* start EXCERPT *

You're also very correct in that a caching layer in front of a database that
_itself_ includes a cache seems like added complexity and resources (similarly
to using a query cache _in front_ of InnoDB's own cache with MySQL). A true
scale out solution should not require (or even significantly benefit) from a
caching layer.

However, I don't see how your product runs on commodity hardware: I can't buy
a machine from Supermicro to run it, it makes use of high-speed interconnect
(not something I can place in most data-centers). It seems more targeted at
e.g., billing/accounting systems (which require strong transactional
integrity) rather than storing high-scalability web application state (e.g.,
sessions, shopping carts, user histories, analytically derived data, CMS
content, small pictures).

"Appliances" generally have the stigma of being difficult to manage, requiring
more admins for for the same number of machines than regular hardware.

* end EXCERPT *
* start RECORDED INFORMATION *

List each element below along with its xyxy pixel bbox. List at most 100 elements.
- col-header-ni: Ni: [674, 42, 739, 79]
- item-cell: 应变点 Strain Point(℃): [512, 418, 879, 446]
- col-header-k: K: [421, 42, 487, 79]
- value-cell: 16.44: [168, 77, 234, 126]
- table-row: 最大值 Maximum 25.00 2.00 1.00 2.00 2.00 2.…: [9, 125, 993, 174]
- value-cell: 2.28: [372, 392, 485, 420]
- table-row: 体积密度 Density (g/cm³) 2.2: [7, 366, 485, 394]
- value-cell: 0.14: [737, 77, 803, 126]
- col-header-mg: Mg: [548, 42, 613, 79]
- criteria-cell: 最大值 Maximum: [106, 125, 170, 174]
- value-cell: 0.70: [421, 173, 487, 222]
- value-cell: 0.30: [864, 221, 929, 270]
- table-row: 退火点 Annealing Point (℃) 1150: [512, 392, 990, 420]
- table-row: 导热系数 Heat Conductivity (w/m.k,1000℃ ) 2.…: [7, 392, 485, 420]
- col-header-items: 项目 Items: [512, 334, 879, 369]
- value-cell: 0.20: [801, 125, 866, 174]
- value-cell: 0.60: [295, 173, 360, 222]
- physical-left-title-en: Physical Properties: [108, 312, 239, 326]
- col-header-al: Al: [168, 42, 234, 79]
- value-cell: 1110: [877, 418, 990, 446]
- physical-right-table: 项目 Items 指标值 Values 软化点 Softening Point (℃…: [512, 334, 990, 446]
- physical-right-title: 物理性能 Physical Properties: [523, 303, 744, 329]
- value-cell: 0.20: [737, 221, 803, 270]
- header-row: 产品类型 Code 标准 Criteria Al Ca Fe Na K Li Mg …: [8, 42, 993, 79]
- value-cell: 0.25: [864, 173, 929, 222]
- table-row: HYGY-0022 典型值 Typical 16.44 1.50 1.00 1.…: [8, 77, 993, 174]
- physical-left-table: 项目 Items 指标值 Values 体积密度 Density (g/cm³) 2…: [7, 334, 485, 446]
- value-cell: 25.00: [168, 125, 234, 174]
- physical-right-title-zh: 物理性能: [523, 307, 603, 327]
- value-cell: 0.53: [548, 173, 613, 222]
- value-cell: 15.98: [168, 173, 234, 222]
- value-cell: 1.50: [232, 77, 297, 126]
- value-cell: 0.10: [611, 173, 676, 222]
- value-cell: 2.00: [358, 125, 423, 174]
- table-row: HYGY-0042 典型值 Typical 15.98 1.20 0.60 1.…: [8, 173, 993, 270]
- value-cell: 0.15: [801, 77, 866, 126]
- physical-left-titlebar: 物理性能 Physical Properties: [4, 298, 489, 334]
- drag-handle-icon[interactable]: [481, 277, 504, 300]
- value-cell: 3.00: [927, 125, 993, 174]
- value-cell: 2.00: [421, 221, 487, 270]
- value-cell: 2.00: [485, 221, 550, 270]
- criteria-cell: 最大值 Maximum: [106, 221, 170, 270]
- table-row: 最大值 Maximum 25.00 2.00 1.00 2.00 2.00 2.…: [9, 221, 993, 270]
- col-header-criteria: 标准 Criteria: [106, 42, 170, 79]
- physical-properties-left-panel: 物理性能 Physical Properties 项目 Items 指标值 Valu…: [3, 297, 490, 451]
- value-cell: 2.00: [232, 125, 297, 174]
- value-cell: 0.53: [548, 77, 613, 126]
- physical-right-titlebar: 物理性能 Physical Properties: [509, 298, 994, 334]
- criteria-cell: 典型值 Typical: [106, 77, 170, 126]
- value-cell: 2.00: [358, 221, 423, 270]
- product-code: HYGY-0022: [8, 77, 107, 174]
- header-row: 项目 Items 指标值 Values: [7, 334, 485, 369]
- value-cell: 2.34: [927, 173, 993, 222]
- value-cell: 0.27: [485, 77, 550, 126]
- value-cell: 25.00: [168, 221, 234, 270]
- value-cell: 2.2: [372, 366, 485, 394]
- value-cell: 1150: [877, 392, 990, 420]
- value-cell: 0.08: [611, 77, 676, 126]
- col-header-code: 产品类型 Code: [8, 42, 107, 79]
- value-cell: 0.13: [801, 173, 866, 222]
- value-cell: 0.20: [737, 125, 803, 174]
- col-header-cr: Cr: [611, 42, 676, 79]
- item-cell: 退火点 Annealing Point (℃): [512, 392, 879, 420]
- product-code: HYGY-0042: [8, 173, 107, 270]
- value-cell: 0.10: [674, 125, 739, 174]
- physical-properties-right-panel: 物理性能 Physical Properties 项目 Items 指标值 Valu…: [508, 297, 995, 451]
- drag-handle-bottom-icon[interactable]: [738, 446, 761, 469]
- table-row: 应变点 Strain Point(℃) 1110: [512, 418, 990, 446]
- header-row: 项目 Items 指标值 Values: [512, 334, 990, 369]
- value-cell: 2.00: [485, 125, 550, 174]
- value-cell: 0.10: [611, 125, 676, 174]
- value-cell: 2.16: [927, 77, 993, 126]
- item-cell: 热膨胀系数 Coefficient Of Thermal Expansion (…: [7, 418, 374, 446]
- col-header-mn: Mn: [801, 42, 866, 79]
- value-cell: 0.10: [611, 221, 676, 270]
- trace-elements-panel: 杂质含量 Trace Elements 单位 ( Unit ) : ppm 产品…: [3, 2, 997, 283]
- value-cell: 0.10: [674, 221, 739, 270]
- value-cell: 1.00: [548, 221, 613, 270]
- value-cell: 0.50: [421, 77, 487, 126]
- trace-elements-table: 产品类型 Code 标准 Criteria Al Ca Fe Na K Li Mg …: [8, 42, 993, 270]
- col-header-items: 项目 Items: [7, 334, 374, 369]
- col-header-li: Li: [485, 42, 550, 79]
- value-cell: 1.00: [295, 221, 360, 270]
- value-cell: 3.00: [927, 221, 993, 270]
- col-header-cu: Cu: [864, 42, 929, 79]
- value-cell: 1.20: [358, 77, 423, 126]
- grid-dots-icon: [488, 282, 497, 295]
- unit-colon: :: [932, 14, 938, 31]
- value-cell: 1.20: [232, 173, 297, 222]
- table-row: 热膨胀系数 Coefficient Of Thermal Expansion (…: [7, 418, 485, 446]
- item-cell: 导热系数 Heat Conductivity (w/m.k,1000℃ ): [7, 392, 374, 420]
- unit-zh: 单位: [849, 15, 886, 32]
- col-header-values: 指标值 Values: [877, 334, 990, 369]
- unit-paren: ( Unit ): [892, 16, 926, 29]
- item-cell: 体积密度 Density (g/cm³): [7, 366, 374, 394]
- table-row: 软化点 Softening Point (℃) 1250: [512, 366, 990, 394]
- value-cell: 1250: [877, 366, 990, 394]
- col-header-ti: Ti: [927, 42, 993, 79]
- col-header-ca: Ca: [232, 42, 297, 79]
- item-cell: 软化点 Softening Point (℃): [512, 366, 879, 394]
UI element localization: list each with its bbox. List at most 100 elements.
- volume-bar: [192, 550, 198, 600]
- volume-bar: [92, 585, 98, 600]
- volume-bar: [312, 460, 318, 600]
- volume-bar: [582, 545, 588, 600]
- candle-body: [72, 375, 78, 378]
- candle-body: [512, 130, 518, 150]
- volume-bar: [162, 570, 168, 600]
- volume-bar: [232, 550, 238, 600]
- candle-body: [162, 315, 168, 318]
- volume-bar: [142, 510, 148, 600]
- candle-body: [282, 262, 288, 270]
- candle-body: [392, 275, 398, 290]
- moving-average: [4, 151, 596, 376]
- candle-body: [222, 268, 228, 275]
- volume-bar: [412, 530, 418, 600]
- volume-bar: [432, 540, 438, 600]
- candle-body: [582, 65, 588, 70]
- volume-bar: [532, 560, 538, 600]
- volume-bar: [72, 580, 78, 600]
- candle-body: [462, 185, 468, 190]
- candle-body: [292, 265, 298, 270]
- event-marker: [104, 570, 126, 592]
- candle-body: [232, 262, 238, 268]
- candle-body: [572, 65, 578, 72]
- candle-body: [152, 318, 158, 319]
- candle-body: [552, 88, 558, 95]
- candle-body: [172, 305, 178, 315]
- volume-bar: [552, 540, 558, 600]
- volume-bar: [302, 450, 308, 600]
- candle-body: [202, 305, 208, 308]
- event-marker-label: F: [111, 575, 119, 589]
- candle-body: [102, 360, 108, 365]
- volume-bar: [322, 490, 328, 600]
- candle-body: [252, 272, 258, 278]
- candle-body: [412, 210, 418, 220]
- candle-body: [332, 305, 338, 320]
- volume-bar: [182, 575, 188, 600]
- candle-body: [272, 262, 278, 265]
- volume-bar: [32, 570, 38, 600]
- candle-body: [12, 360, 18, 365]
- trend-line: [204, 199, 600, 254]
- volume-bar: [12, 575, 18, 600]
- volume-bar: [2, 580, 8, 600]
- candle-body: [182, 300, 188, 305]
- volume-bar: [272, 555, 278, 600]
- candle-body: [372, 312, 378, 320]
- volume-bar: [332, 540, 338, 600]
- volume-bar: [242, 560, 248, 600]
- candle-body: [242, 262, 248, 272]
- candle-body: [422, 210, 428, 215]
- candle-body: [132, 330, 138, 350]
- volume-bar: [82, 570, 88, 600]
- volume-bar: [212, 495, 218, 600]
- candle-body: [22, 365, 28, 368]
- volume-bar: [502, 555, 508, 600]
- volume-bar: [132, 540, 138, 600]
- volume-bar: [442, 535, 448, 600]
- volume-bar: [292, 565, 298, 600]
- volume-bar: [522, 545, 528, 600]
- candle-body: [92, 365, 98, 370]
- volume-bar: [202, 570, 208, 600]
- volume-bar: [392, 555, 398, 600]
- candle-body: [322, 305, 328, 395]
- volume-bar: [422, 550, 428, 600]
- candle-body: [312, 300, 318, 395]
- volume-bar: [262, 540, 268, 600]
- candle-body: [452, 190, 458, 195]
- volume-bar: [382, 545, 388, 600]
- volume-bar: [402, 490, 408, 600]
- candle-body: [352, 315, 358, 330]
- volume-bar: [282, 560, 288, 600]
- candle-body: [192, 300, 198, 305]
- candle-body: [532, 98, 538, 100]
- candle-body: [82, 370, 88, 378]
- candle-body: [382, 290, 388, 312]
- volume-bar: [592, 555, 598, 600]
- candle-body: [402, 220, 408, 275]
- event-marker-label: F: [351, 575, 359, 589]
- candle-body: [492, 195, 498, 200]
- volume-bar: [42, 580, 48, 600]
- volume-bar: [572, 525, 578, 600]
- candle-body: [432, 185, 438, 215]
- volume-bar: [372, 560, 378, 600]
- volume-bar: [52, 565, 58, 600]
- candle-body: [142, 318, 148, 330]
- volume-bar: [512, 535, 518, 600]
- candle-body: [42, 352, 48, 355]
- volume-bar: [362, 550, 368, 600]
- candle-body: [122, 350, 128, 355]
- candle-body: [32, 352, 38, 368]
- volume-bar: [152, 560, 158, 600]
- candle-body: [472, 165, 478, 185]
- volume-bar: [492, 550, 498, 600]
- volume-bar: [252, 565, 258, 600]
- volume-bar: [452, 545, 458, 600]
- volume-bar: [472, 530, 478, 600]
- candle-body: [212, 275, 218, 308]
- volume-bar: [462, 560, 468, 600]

* end RECORDED INFORMATION *

§ WORK TO DO:
[1] Quote the part of the forum post on database caching that opens with the words containing "You're also very" and closes with "caching layer.".
[2] Print the records from their very first line through the line containing "- value-cell: 2.28: [372, 392, 485, 420]", including both of those lines and nothing more.

§ SOLUTION LIST:
[1]
You're also very correct in that a caching layer in front of a database that
_itself_ includes a cache seems like added complexity and resources (similarly
to using a query cache _in front_ of InnoDB's own cache with MySQL). A true
scale out solution should not require (or even significantly benefit) from a
caching layer.

[2]
List each element below along with its xyxy pixel bbox. List at most 100 elements.
- col-header-ni: Ni: [674, 42, 739, 79]
- item-cell: 应变点 Strain Point(℃): [512, 418, 879, 446]
- col-header-k: K: [421, 42, 487, 79]
- value-cell: 16.44: [168, 77, 234, 126]
- table-row: 最大值 Maximum 25.00 2.00 1.00 2.00 2.00 2.…: [9, 125, 993, 174]
- value-cell: 2.28: [372, 392, 485, 420]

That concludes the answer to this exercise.